▸ The task
Only the lines from the one containing "Extract all readable text from this page." through the end of the entries should be returned, exactly as they are, with the pictures omitted.

[BEGIN Dataset records]

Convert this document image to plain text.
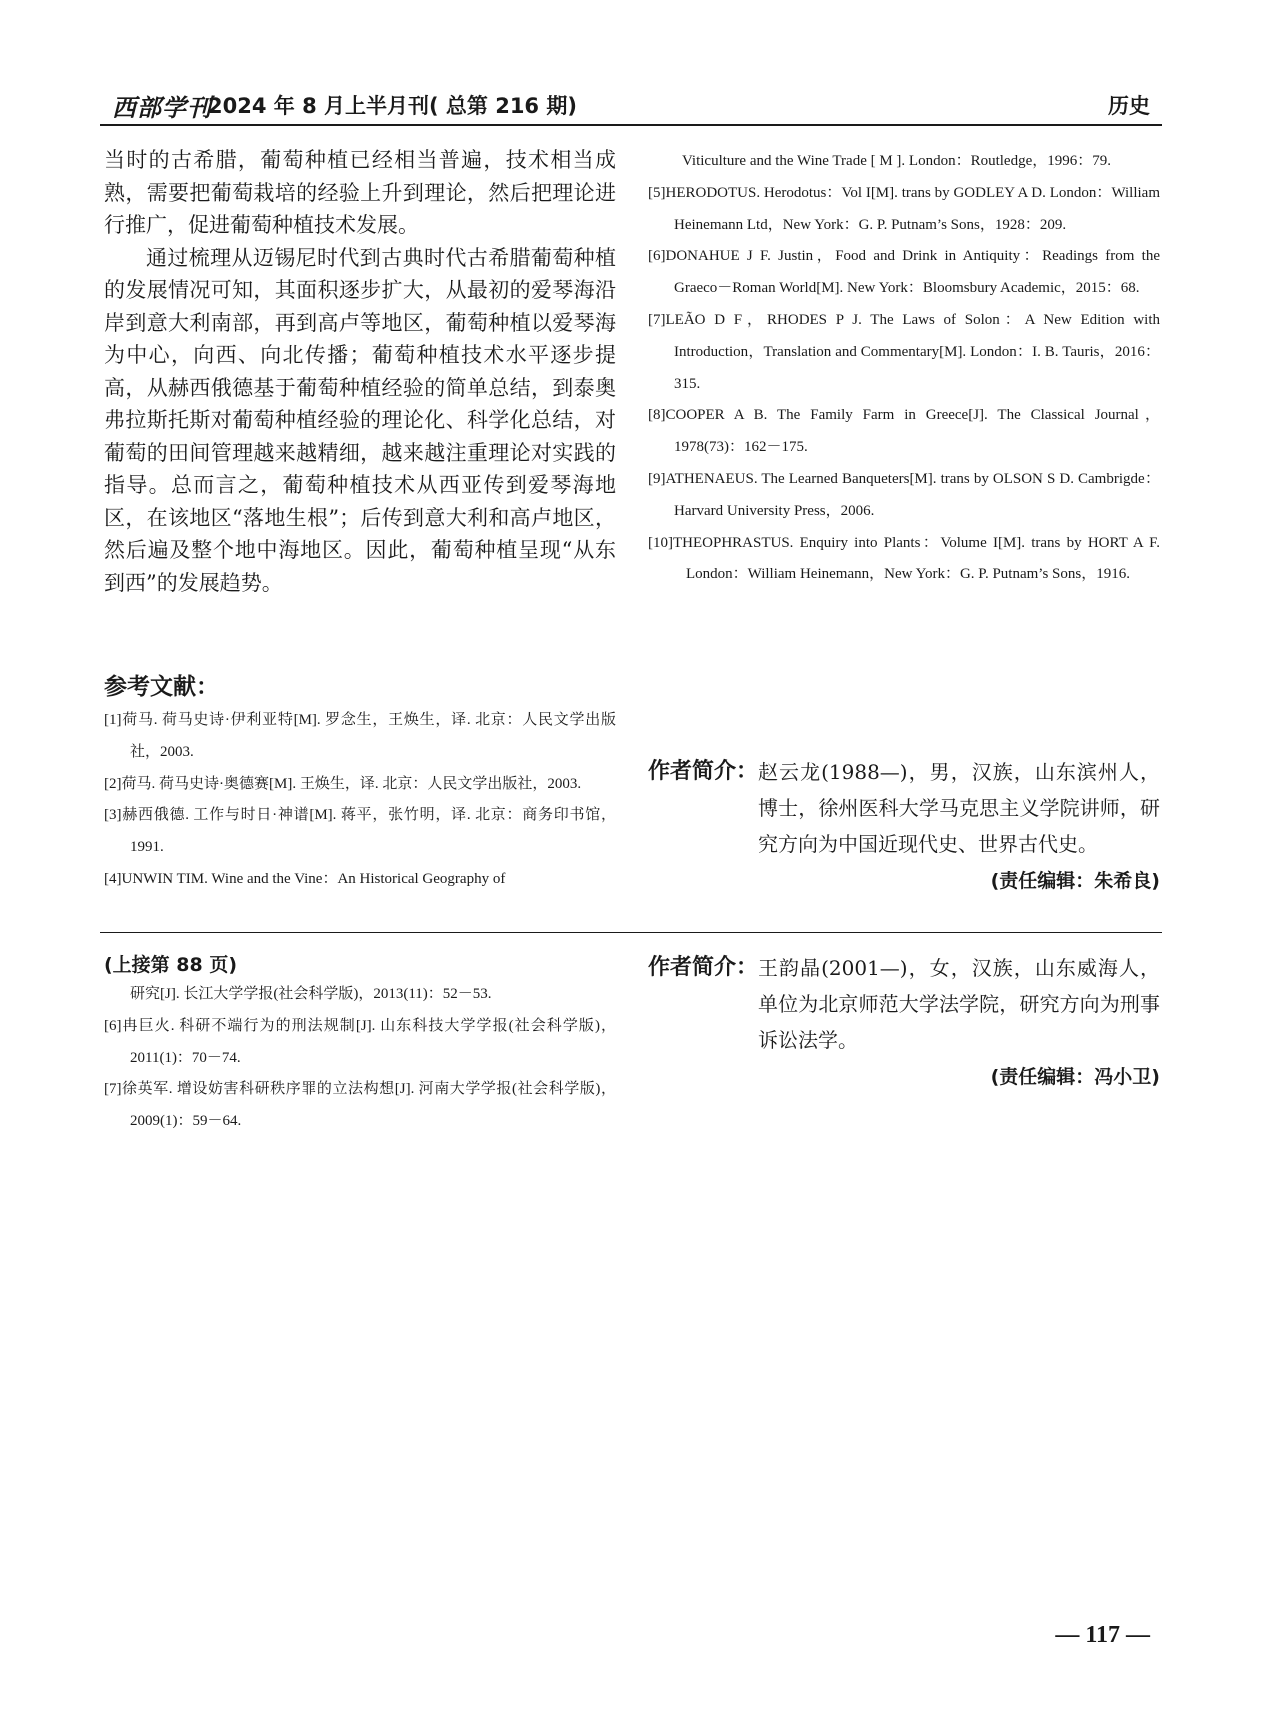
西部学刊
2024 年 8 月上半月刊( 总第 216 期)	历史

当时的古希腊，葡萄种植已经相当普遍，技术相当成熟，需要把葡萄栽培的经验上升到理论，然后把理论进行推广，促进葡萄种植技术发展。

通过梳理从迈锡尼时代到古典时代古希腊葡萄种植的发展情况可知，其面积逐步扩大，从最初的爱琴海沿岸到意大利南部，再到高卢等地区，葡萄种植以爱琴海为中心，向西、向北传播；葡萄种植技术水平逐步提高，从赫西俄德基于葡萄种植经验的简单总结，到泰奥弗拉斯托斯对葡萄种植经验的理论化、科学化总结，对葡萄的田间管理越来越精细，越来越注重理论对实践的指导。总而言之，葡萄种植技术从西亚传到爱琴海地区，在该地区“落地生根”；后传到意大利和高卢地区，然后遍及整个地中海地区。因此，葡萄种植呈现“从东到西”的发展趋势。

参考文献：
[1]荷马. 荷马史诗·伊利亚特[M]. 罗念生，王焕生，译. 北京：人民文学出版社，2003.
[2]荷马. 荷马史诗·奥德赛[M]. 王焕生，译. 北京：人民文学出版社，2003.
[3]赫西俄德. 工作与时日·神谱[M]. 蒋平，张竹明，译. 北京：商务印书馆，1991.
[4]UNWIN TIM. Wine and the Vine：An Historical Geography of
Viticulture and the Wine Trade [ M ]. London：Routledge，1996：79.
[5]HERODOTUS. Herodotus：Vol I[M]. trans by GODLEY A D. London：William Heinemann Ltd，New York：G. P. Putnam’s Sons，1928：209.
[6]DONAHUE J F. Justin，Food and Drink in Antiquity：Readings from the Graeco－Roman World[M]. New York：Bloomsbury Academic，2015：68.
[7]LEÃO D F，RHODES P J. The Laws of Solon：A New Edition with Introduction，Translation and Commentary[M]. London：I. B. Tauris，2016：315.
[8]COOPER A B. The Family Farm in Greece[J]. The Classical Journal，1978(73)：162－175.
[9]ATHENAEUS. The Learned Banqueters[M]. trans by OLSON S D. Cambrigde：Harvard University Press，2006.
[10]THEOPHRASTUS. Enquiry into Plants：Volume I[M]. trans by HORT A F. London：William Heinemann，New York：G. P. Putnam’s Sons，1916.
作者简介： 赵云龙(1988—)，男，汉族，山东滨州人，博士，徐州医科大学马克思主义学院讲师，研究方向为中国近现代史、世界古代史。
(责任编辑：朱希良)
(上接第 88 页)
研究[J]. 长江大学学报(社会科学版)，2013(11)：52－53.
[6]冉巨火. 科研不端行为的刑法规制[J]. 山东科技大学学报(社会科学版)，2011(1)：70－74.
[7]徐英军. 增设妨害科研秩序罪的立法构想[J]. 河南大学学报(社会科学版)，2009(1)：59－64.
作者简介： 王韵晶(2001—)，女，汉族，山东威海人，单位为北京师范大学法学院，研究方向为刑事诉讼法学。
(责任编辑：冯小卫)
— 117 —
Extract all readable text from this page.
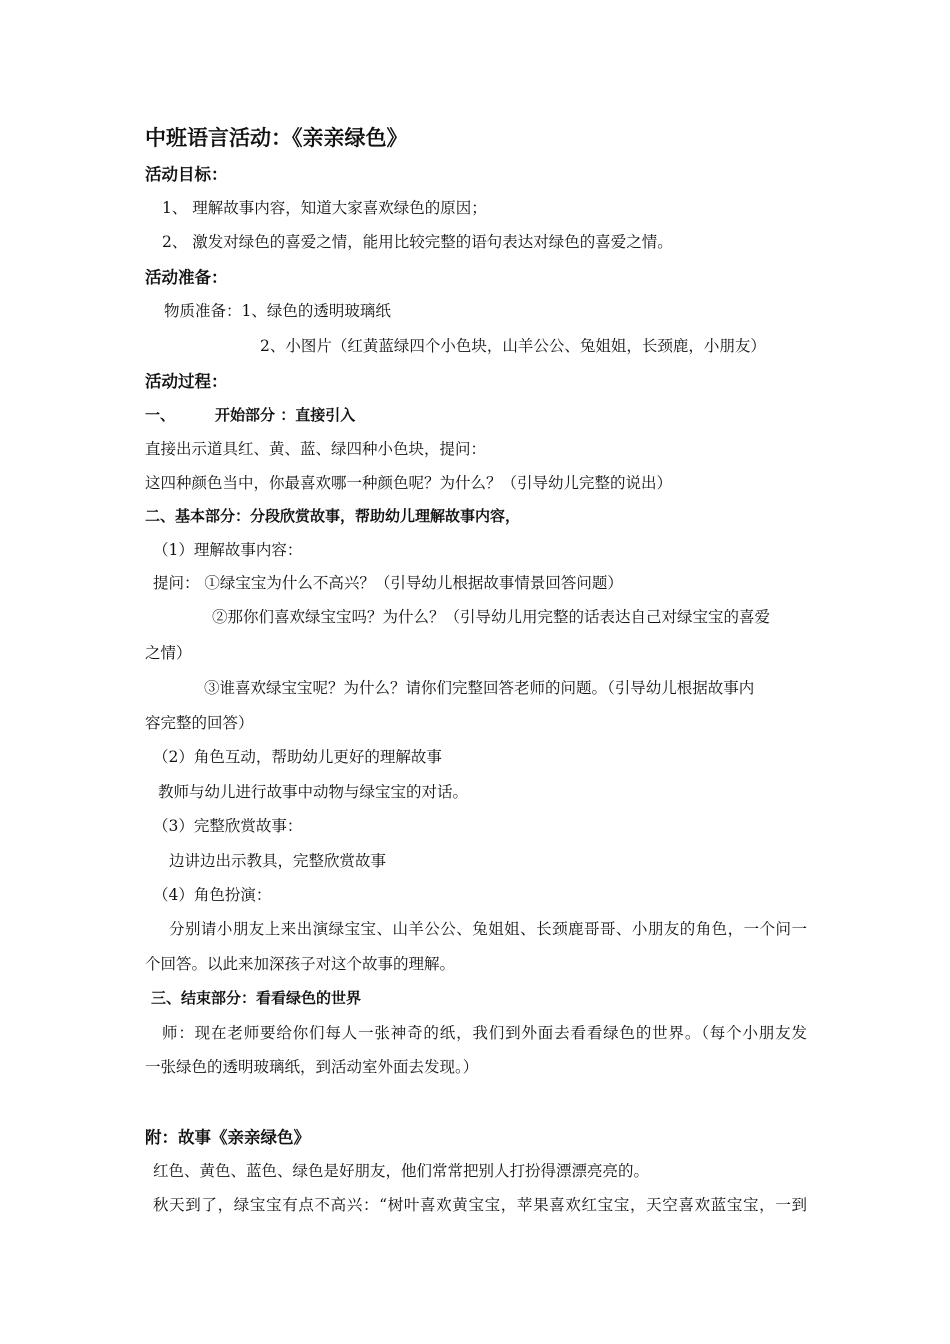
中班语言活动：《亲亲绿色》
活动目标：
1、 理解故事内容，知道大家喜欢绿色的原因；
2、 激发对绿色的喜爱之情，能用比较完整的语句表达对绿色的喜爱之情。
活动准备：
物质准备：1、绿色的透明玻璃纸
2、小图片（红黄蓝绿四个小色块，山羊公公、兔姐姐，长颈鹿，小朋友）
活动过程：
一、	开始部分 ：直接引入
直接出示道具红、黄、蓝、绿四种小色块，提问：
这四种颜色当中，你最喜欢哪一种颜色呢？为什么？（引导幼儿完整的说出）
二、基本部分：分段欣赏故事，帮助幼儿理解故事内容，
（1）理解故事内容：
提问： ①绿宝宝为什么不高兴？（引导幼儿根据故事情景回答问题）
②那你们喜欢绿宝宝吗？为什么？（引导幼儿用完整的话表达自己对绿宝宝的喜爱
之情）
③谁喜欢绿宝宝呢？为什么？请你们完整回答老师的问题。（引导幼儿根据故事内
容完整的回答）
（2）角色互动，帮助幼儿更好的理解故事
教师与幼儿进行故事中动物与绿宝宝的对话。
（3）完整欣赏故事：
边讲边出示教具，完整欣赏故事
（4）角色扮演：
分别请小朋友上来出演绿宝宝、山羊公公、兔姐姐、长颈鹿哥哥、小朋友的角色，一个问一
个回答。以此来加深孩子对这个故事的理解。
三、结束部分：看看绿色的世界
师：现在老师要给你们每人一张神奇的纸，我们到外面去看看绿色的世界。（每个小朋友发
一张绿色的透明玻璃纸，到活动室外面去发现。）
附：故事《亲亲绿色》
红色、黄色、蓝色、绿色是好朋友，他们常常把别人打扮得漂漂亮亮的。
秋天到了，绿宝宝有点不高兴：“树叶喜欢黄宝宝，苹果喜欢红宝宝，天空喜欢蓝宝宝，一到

[END Dataset records]

▸ The solution
Extract all readable text from this page.
中班语言活动：《亲亲绿色》
活动目标：
1、 理解故事内容，知道大家喜欢绿色的原因；
2、 激发对绿色的喜爱之情，能用比较完整的语句表达对绿色的喜爱之情。
活动准备：
物质准备：1、绿色的透明玻璃纸
2、小图片（红黄蓝绿四个小色块，山羊公公、兔姐姐，长颈鹿，小朋友）
活动过程：
一、	开始部分 ：直接引入
直接出示道具红、黄、蓝、绿四种小色块，提问：
这四种颜色当中，你最喜欢哪一种颜色呢？为什么？（引导幼儿完整的说出）
二、基本部分：分段欣赏故事，帮助幼儿理解故事内容，
（1）理解故事内容：
提问： ①绿宝宝为什么不高兴？（引导幼儿根据故事情景回答问题）
②那你们喜欢绿宝宝吗？为什么？（引导幼儿用完整的话表达自己对绿宝宝的喜爱
之情）
③谁喜欢绿宝宝呢？为什么？请你们完整回答老师的问题。（引导幼儿根据故事内
容完整的回答）
（2）角色互动，帮助幼儿更好的理解故事
教师与幼儿进行故事中动物与绿宝宝的对话。
（3）完整欣赏故事：
边讲边出示教具，完整欣赏故事
（4）角色扮演：
分别请小朋友上来出演绿宝宝、山羊公公、兔姐姐、长颈鹿哥哥、小朋友的角色，一个问一
个回答。以此来加深孩子对这个故事的理解。
三、结束部分：看看绿色的世界
师：现在老师要给你们每人一张神奇的纸，我们到外面去看看绿色的世界。（每个小朋友发
一张绿色的透明玻璃纸，到活动室外面去发现。）
附：故事《亲亲绿色》
红色、黄色、蓝色、绿色是好朋友，他们常常把别人打扮得漂漂亮亮的。
秋天到了，绿宝宝有点不高兴：“树叶喜欢黄宝宝，苹果喜欢红宝宝，天空喜欢蓝宝宝，一到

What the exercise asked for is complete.